[YOUR INSTRUCTIONS]
List every line in this data where the string "numeric" occurs.

Collection entries:
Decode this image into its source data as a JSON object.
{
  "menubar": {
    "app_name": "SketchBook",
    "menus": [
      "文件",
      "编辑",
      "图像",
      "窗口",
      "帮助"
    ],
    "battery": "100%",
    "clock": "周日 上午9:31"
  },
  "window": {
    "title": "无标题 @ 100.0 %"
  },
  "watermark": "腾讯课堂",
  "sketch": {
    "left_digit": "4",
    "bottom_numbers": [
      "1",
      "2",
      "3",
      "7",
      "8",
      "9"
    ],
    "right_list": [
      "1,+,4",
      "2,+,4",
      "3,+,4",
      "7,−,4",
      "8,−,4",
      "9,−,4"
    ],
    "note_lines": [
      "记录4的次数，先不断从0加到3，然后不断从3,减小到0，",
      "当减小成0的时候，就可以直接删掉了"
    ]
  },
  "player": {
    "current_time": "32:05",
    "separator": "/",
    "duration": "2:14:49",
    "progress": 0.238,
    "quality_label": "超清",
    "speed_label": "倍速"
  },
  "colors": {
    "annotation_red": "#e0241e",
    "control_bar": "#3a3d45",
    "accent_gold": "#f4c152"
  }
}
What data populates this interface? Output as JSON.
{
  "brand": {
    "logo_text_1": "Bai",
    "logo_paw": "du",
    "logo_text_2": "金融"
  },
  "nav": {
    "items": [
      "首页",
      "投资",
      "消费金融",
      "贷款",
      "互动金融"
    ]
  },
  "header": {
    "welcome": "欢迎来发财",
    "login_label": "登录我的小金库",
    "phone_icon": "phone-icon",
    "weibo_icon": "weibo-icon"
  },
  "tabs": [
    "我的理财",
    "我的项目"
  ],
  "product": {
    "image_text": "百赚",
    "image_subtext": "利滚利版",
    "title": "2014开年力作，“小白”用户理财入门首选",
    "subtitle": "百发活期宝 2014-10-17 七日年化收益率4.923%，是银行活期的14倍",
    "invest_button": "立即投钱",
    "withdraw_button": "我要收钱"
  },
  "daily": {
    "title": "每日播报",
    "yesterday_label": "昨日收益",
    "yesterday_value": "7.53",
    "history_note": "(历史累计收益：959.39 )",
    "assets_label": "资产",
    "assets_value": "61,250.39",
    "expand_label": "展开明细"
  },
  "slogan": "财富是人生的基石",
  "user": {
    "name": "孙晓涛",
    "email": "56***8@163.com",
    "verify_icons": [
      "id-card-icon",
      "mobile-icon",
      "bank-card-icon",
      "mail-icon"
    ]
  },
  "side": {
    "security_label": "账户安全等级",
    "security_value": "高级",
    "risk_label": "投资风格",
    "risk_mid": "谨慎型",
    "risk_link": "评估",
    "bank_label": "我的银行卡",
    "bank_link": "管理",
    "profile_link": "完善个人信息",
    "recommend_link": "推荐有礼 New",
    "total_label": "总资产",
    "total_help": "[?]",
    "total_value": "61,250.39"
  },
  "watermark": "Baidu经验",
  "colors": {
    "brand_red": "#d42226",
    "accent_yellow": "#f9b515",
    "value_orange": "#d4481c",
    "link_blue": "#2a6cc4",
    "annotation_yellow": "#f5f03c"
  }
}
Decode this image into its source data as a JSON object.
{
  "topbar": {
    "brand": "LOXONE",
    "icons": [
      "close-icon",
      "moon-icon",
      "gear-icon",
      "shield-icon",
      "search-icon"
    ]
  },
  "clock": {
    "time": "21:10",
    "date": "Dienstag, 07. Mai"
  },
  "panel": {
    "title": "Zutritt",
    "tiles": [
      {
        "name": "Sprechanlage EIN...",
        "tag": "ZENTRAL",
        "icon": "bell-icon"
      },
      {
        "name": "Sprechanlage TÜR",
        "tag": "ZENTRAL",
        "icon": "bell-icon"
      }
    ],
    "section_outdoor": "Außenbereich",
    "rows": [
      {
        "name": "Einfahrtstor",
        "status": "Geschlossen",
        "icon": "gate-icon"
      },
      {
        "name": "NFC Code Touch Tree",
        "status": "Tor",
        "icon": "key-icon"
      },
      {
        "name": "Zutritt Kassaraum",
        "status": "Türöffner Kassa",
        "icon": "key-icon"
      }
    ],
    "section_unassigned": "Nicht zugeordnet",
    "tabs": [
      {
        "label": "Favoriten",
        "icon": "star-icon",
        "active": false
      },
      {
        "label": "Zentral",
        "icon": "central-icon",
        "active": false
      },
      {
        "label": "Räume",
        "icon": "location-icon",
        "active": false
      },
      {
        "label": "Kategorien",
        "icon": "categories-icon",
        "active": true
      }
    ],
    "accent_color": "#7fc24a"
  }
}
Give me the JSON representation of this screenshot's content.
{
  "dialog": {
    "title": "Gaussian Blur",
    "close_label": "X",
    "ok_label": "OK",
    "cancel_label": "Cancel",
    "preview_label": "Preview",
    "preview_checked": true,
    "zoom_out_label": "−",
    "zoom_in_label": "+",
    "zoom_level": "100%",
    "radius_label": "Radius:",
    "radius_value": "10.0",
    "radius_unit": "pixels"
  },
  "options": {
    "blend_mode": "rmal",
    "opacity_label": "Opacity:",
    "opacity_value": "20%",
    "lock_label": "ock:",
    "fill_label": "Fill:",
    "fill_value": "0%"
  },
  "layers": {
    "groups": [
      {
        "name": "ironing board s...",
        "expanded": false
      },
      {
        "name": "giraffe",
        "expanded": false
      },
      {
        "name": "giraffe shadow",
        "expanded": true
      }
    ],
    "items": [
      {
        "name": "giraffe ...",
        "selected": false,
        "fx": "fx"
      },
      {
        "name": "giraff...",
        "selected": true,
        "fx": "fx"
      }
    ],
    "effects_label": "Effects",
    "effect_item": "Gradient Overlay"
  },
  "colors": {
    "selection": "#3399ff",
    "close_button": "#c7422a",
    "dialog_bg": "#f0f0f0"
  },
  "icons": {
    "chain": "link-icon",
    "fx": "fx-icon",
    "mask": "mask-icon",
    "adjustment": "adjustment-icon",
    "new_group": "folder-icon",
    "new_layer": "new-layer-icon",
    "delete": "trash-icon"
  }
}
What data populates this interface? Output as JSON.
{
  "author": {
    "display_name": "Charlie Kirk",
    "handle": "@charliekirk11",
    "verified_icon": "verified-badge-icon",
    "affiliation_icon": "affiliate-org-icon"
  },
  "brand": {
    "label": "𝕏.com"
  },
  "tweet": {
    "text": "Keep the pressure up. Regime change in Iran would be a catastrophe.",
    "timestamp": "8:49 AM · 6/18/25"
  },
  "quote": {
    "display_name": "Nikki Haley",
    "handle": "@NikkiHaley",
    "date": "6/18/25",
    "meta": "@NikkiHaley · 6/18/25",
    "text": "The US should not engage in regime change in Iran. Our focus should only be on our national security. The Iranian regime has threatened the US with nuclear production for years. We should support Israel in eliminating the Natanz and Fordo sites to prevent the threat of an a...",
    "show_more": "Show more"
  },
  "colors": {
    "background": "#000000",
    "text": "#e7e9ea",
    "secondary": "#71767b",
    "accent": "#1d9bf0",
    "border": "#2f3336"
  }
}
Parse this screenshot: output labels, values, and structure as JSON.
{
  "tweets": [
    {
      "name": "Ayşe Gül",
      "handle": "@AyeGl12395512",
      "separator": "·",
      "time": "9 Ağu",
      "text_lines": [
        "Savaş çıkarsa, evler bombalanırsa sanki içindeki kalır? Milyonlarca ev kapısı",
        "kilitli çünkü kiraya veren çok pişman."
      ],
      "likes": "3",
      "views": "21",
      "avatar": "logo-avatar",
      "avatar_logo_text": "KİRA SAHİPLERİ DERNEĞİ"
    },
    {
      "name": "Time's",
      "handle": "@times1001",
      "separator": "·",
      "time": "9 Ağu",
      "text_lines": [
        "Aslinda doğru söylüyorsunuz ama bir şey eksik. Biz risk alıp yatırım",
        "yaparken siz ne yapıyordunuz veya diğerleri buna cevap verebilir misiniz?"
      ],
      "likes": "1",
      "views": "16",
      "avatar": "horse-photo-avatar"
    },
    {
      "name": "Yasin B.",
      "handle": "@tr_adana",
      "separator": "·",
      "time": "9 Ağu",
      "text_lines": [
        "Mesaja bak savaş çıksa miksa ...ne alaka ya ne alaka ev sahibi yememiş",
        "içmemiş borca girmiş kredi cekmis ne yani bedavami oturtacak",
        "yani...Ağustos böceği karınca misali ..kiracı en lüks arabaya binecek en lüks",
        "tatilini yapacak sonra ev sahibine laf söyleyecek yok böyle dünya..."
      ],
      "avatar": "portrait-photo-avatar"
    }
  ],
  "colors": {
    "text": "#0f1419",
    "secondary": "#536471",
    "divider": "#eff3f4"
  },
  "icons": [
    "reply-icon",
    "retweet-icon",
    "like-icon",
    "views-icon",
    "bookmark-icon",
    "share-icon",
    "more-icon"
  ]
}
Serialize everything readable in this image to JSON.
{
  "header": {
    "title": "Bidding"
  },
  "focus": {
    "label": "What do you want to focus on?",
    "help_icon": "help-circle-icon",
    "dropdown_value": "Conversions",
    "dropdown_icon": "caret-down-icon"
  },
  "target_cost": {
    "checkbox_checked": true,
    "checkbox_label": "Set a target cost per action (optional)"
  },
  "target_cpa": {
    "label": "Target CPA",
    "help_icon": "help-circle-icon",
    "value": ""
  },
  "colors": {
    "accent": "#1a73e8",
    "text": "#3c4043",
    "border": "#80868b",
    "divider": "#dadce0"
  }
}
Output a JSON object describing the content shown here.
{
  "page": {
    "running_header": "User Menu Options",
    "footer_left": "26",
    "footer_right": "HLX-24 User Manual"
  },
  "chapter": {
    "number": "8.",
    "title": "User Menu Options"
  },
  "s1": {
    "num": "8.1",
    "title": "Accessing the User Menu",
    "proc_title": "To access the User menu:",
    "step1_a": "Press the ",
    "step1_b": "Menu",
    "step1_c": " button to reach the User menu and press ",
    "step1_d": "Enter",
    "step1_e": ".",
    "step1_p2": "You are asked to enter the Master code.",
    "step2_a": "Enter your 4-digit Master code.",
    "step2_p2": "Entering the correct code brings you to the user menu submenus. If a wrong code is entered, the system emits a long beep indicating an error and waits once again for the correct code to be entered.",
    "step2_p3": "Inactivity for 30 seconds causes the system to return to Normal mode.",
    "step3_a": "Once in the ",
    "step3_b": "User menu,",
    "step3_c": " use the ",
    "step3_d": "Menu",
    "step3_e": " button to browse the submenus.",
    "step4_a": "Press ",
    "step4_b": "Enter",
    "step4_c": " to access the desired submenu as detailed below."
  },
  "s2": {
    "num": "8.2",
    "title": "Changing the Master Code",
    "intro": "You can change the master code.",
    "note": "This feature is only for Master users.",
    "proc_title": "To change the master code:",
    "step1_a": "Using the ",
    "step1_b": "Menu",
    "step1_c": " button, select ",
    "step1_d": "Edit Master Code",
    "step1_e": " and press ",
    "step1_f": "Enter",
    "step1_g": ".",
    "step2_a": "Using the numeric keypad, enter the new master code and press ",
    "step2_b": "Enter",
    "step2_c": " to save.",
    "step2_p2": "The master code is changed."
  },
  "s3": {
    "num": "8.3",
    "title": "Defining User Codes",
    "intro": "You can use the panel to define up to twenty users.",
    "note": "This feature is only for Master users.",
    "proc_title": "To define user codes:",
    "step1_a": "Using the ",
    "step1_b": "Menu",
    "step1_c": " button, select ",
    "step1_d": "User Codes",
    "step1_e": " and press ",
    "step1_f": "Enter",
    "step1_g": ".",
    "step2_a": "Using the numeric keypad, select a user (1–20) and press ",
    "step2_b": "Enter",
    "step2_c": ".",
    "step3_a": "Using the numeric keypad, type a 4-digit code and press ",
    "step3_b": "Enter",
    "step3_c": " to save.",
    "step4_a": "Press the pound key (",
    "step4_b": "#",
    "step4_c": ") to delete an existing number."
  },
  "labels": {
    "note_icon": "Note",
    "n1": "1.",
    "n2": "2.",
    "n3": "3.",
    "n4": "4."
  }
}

[EXERCISE RESPONSE]
    "step2_a": "Using the numeric keypad, enter the new master code and press ",
    "step2_a": "Using the numeric keypad, select a user (1–20) and press ",
    "step3_a": "Using the numeric keypad, type a 4-digit code and press ",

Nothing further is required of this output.